### WORK INSTRUCTIONS
Return the number of lines that contain the word "участки", and return nothing else.

### THE INPUT
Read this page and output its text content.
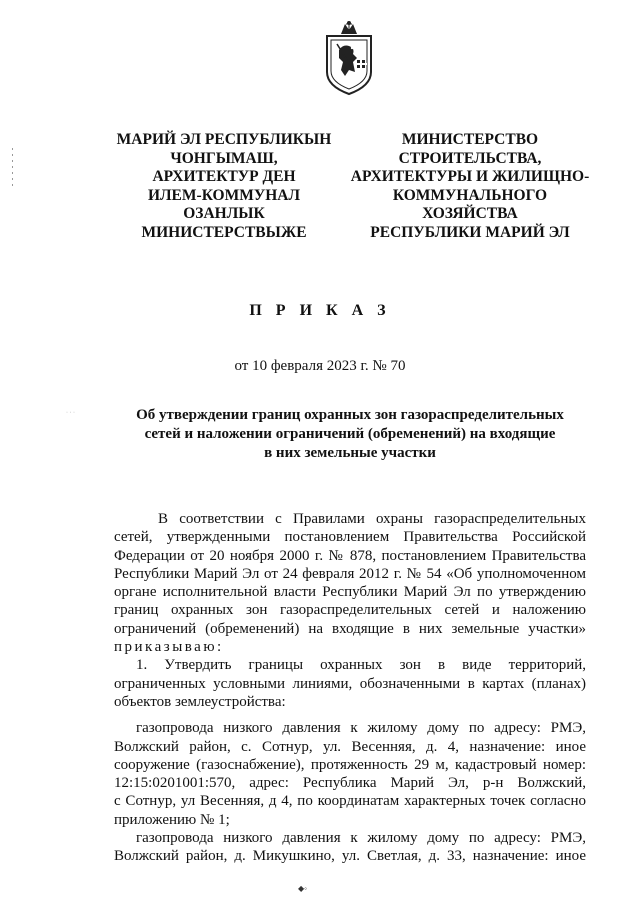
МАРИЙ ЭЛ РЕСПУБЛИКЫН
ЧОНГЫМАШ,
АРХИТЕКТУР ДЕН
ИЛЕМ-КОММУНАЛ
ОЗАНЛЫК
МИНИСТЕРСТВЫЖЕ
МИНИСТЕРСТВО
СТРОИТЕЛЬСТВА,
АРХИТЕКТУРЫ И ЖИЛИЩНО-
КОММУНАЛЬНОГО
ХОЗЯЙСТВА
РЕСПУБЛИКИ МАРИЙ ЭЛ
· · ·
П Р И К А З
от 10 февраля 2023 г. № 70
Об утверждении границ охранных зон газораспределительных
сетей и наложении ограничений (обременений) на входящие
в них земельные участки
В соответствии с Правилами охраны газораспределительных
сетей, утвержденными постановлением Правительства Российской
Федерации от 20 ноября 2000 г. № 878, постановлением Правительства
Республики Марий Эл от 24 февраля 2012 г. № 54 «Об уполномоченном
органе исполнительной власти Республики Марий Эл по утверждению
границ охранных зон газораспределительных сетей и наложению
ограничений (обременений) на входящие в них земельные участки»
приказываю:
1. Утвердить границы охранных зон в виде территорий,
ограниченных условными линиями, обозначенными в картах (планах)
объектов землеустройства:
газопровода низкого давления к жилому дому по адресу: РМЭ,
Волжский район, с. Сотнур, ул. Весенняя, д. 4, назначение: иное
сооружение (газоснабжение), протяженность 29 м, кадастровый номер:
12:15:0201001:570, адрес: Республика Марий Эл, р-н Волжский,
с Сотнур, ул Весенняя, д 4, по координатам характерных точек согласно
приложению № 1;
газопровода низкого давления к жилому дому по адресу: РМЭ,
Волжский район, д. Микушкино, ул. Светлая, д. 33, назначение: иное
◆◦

### CORRECT RESULT
2